# Directions
Give the listing again in full, exactly as written.
##### Records for the task #####
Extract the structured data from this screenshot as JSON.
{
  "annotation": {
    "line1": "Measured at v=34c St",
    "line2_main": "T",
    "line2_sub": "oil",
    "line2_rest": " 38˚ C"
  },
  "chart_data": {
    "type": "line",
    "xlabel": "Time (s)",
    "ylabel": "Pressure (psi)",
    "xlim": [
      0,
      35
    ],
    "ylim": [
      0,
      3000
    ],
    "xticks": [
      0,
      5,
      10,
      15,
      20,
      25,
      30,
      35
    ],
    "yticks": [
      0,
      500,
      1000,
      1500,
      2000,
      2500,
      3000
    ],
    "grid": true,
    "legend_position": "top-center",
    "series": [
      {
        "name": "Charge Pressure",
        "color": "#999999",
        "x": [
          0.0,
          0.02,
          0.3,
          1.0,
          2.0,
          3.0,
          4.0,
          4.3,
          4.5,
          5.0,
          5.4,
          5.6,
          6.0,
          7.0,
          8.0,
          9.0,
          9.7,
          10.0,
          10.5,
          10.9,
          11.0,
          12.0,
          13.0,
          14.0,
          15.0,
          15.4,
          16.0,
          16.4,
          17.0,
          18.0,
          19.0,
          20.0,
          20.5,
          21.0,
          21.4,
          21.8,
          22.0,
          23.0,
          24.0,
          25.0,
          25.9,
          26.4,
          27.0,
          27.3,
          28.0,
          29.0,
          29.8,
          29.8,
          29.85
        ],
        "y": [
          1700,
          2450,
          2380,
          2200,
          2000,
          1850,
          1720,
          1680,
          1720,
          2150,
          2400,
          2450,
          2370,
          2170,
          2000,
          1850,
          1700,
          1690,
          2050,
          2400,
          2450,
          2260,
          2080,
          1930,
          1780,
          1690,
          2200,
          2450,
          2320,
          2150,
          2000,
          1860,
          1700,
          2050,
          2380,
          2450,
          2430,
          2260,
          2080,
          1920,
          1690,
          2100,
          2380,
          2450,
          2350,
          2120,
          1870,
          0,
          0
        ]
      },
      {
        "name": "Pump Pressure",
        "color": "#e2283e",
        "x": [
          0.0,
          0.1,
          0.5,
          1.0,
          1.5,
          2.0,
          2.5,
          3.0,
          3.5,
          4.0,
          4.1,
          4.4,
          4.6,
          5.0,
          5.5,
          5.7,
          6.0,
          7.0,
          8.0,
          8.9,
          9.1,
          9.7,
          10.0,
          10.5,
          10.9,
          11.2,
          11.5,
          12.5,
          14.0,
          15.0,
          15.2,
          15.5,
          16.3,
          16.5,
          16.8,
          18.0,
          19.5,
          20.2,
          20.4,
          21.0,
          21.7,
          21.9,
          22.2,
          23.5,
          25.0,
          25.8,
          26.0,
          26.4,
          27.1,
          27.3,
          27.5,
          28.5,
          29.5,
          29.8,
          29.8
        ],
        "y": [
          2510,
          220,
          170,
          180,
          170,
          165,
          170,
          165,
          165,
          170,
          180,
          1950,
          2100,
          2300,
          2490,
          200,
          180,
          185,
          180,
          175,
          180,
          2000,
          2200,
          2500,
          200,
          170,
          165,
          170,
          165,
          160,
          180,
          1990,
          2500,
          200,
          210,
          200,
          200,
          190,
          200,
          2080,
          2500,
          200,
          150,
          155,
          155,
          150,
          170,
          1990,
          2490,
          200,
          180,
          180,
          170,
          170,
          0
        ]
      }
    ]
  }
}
#####
# Finished task
Extract the structured data from this screenshot as JSON.
{
  "annotation": {
    "line1": "Measured at v=34c St",
    "line2_main": "T",
    "line2_sub": "oil",
    "line2_rest": " 38˚ C"
  },
  "chart_data": {
    "type": "line",
    "xlabel": "Time (s)",
    "ylabel": "Pressure (psi)",
    "xlim": [
      0,
      35
    ],
    "ylim": [
      0,
      3000
    ],
    "xticks": [
      0,
      5,
      10,
      15,
      20,
      25,
      30,
      35
    ],
    "yticks": [
      0,
      500,
      1000,
      1500,
      2000,
      2500,
      3000
    ],
    "grid": true,
    "legend_position": "top-center",
    "series": [
      {
        "name": "Charge Pressure",
        "color": "#999999",
        "x": [
          0.0,
          0.02,
          0.3,
          1.0,
          2.0,
          3.0,
          4.0,
          4.3,
          4.5,
          5.0,
          5.4,
          5.6,
          6.0,
          7.0,
          8.0,
          9.0,
          9.7,
          10.0,
          10.5,
          10.9,
          11.0,
          12.0,
          13.0,
          14.0,
          15.0,
          15.4,
          16.0,
          16.4,
          17.0,
          18.0,
          19.0,
          20.0,
          20.5,
          21.0,
          21.4,
          21.8,
          22.0,
          23.0,
          24.0,
          25.0,
          25.9,
          26.4,
          27.0,
          27.3,
          28.0,
          29.0,
          29.8,
          29.8,
          29.85
        ],
        "y": [
          1700,
          2450,
          2380,
          2200,
          2000,
          1850,
          1720,
          1680,
          1720,
          2150,
          2400,
          2450,
          2370,
          2170,
          2000,
          1850,
          1700,
          1690,
          2050,
          2400,
          2450,
          2260,
          2080,
          1930,
          1780,
          1690,
          2200,
          2450,
          2320,
          2150,
          2000,
          1860,
          1700,
          2050,
          2380,
          2450,
          2430,
          2260,
          2080,
          1920,
          1690,
          2100,
          2380,
          2450,
          2350,
          2120,
          1870,
          0,
          0
        ]
      },
      {
        "name": "Pump Pressure",
        "color": "#e2283e",
        "x": [
          0.0,
          0.1,
          0.5,
          1.0,
          1.5,
          2.0,
          2.5,
          3.0,
          3.5,
          4.0,
          4.1,
          4.4,
          4.6,
          5.0,
          5.5,
          5.7,
          6.0,
          7.0,
          8.0,
          8.9,
          9.1,
          9.7,
          10.0,
          10.5,
          10.9,
          11.2,
          11.5,
          12.5,
          14.0,
          15.0,
          15.2,
          15.5,
          16.3,
          16.5,
          16.8,
          18.0,
          19.5,
          20.2,
          20.4,
          21.0,
          21.7,
          21.9,
          22.2,
          23.5,
          25.0,
          25.8,
          26.0,
          26.4,
          27.1,
          27.3,
          27.5,
          28.5,
          29.5,
          29.8,
          29.8
        ],
        "y": [
          2510,
          220,
          170,
          180,
          170,
          165,
          170,
          165,
          165,
          170,
          180,
          1950,
          2100,
          2300,
          2490,
          200,
          180,
          185,
          180,
          175,
          180,
          2000,
          2200,
          2500,
          200,
          170,
          165,
          170,
          165,
          160,
          180,
          1990,
          2500,
          200,
          210,
          200,
          200,
          190,
          200,
          2080,
          2500,
          200,
          150,
          155,
          155,
          150,
          170,
          1990,
          2490,
          200,
          180,
          180,
          170,
          170,
          0
        ]
      }
    ]
  }
}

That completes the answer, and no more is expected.